» AIM
Among the lines below, list those containing the string "note".
● ● ●
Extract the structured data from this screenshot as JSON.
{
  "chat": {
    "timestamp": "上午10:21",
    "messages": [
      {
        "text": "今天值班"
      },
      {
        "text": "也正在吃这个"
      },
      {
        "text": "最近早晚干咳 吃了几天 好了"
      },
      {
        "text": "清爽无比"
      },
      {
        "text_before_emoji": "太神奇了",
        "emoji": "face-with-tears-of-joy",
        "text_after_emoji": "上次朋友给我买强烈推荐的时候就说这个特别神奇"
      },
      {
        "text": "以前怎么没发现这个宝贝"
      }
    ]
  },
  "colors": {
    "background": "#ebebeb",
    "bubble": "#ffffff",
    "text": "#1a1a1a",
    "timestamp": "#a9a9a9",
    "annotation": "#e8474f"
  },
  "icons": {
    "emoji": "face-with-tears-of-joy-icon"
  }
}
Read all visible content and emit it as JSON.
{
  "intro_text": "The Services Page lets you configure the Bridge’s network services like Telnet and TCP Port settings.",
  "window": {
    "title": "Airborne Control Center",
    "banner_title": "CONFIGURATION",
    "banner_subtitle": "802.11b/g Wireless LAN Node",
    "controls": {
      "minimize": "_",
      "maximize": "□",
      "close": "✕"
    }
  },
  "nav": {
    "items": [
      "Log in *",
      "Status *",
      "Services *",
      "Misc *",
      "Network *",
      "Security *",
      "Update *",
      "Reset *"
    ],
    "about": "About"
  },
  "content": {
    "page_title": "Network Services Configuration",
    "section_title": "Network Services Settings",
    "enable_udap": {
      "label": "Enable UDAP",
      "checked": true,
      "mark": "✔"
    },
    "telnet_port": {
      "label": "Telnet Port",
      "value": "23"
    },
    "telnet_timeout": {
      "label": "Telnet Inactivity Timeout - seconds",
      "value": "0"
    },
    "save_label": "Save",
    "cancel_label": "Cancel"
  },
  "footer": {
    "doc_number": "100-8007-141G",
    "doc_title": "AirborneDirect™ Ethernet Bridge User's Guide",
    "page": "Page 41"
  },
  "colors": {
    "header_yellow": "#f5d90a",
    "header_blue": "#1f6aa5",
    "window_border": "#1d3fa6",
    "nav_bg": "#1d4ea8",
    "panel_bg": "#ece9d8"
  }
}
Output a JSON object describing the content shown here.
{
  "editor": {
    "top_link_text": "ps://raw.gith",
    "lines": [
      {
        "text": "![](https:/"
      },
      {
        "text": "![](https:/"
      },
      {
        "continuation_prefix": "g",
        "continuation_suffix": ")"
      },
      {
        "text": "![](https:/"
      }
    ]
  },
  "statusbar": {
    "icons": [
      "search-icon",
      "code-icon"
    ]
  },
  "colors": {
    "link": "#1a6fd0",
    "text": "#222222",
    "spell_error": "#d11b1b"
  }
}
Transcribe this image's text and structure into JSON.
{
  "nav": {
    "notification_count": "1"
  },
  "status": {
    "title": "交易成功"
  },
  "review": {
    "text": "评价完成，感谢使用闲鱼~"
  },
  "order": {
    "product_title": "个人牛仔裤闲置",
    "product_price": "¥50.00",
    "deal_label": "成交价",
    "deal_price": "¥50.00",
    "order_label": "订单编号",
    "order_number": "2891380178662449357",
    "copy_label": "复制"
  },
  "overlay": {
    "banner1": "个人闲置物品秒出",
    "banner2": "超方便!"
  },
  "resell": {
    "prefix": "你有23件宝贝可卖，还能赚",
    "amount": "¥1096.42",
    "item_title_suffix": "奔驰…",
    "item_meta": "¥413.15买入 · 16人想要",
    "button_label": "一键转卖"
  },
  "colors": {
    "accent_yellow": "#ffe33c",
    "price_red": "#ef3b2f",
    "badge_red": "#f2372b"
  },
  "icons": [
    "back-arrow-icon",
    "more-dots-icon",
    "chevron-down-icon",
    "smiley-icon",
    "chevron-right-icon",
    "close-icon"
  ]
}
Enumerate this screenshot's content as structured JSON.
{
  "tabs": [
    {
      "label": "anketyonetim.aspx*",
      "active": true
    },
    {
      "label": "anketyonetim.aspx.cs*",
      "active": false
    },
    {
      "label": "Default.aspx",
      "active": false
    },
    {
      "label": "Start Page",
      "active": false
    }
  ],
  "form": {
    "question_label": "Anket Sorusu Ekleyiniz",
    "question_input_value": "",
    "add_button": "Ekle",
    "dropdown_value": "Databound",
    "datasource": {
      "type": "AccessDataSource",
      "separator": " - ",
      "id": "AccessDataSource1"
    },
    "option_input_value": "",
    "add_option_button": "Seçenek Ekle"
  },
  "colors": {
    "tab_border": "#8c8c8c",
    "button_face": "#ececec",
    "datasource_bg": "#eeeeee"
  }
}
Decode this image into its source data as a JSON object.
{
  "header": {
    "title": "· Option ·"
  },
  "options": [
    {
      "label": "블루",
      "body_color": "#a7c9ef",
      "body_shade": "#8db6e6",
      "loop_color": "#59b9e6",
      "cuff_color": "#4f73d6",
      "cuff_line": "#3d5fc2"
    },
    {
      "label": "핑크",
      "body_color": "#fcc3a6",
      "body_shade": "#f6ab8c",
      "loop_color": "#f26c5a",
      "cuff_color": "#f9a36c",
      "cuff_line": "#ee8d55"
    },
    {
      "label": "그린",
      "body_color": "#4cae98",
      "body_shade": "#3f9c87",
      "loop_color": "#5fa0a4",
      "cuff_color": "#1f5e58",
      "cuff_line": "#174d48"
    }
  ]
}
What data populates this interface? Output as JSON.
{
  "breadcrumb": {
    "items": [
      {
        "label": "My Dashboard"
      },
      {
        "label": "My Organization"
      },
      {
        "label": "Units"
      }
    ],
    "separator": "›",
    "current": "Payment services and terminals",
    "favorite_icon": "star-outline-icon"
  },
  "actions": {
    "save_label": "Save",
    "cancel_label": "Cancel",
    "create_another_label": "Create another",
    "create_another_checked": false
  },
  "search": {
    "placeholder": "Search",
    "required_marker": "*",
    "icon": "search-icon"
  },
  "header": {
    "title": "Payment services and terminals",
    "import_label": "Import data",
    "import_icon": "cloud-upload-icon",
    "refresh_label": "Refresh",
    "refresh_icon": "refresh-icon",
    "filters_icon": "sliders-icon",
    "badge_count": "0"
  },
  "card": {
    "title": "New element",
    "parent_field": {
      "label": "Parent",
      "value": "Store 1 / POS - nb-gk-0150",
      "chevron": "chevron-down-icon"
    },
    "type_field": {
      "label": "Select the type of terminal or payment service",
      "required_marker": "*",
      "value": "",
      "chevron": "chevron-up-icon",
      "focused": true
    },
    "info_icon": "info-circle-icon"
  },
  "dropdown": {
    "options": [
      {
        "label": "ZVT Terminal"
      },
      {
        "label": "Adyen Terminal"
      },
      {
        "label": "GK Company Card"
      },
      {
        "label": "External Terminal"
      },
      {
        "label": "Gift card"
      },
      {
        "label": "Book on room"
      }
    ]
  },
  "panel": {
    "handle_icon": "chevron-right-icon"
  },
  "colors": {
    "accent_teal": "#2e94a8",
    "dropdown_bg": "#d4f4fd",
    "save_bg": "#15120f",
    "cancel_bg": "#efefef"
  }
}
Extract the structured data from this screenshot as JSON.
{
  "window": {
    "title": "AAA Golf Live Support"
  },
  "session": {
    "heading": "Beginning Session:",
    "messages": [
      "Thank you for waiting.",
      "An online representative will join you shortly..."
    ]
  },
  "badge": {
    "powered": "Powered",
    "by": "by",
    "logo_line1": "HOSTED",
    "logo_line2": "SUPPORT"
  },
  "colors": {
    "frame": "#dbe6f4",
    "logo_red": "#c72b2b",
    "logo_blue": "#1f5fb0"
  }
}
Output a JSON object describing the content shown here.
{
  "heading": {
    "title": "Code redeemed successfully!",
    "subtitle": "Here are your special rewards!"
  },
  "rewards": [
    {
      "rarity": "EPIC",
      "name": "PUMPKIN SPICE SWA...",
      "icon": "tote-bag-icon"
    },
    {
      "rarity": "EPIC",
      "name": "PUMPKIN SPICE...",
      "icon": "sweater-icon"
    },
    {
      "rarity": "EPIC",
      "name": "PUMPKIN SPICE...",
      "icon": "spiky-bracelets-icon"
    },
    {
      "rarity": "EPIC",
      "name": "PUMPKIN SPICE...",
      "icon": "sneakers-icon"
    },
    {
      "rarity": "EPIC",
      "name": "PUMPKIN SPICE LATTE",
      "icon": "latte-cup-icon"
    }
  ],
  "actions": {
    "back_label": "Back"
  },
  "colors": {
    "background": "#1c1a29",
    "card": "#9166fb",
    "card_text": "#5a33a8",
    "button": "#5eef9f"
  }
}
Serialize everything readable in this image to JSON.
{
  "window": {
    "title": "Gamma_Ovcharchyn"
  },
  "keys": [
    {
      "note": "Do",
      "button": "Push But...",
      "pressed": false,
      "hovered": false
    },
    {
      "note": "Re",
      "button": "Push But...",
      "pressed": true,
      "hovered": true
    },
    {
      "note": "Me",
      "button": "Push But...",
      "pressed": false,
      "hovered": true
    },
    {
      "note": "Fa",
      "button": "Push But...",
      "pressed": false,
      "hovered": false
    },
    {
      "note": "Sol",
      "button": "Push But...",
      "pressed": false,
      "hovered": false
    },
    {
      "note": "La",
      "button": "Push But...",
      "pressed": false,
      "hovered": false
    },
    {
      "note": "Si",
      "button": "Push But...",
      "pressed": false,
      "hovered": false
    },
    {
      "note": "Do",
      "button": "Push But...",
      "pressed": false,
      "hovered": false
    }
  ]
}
● ● ●
» ANSWER TO THIS PROBLEM
      "note": "Do",
      "note": "Re",
      "note": "Me",
      "note": "Fa",
      "note": "Sol",
      "note": "La",
      "note": "Si",
      "note": "Do",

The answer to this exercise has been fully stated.